--- Dataset extract ---
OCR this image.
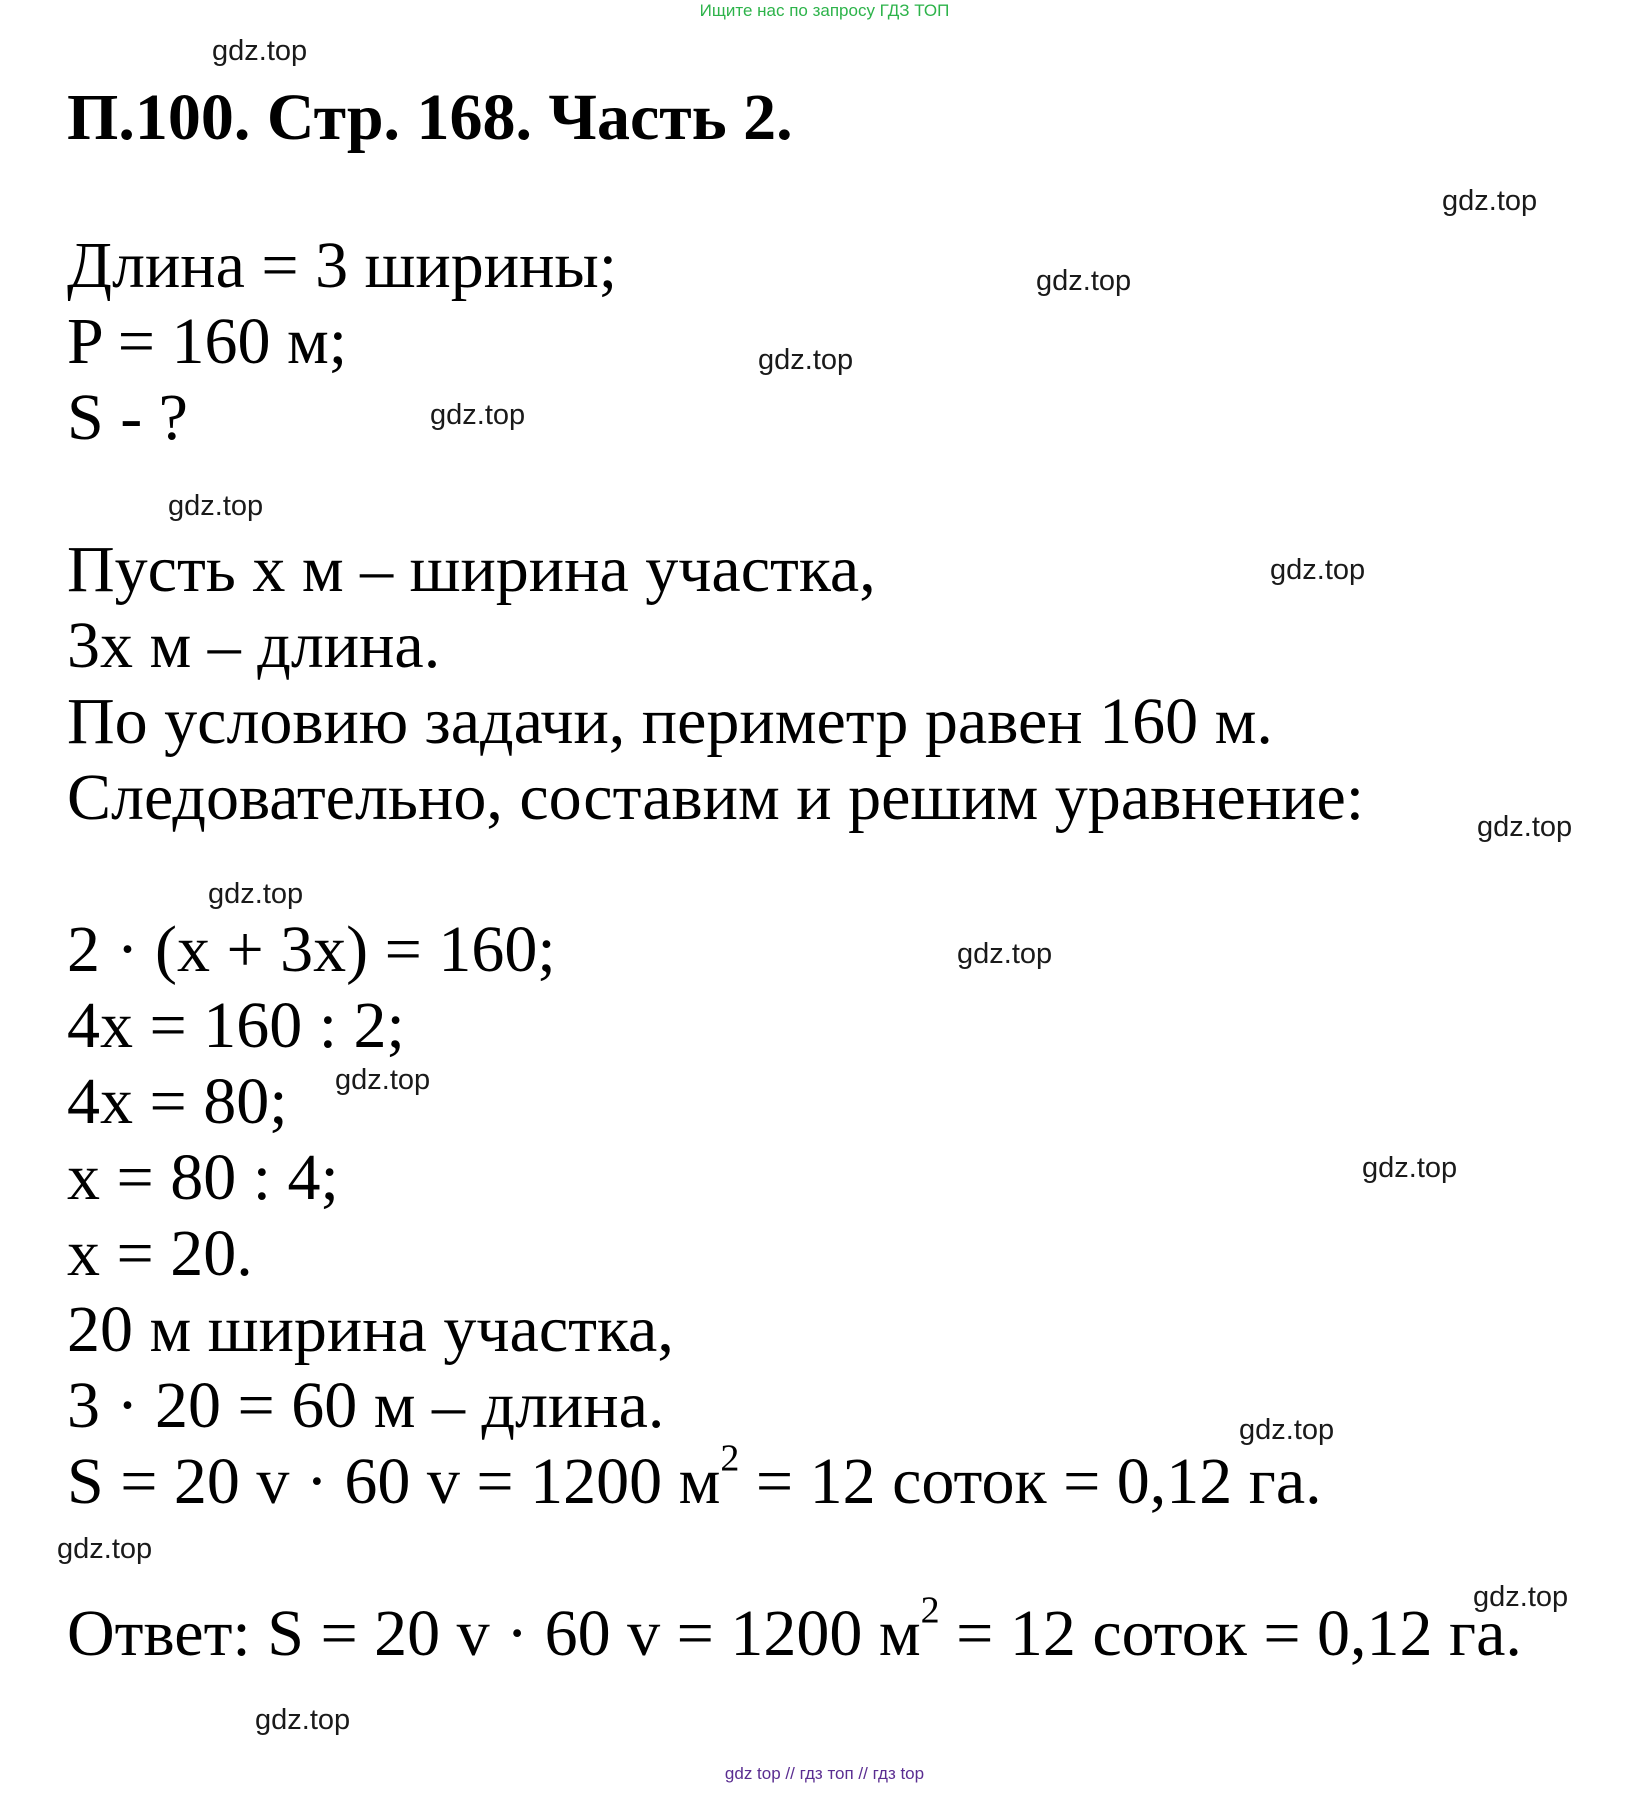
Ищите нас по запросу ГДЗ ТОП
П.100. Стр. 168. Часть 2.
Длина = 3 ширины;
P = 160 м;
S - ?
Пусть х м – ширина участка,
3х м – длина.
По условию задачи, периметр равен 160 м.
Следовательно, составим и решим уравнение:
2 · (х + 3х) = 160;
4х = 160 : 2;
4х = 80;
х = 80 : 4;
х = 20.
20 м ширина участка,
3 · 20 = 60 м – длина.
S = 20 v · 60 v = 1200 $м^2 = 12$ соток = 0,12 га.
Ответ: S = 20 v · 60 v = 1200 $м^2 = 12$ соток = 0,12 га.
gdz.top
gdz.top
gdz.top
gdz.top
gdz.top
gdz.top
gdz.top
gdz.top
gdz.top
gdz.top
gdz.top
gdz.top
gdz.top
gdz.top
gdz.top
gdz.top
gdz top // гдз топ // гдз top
---
* **Work required**:
Pictures don't belong in the copy. Restate all the entries exactly.

* **Expected answer**:
OCR this image.
Ищите нас по запросу ГДЗ ТОП
П.100. Стр. 168. Часть 2.
Длина = 3 ширины;
P = 160 м;
S - ?
Пусть х м – ширина участка,
3х м – длина.
По условию задачи, периметр равен 160 м.
Следовательно, составим и решим уравнение:
2 · (х + 3х) = 160;
4х = 160 : 2;
4х = 80;
х = 80 : 4;
х = 20.
20 м ширина участка,
3 · 20 = 60 м – длина.
S = 20 v · 60 v = 1200 $м^2 = 12$ соток = 0,12 га.
Ответ: S = 20 v · 60 v = 1200 $м^2 = 12$ соток = 0,12 га.
gdz.top
gdz.top
gdz.top
gdz.top
gdz.top
gdz.top
gdz.top
gdz.top
gdz.top
gdz.top
gdz.top
gdz.top
gdz.top
gdz.top
gdz.top
gdz.top
gdz top // гдз топ // гдз top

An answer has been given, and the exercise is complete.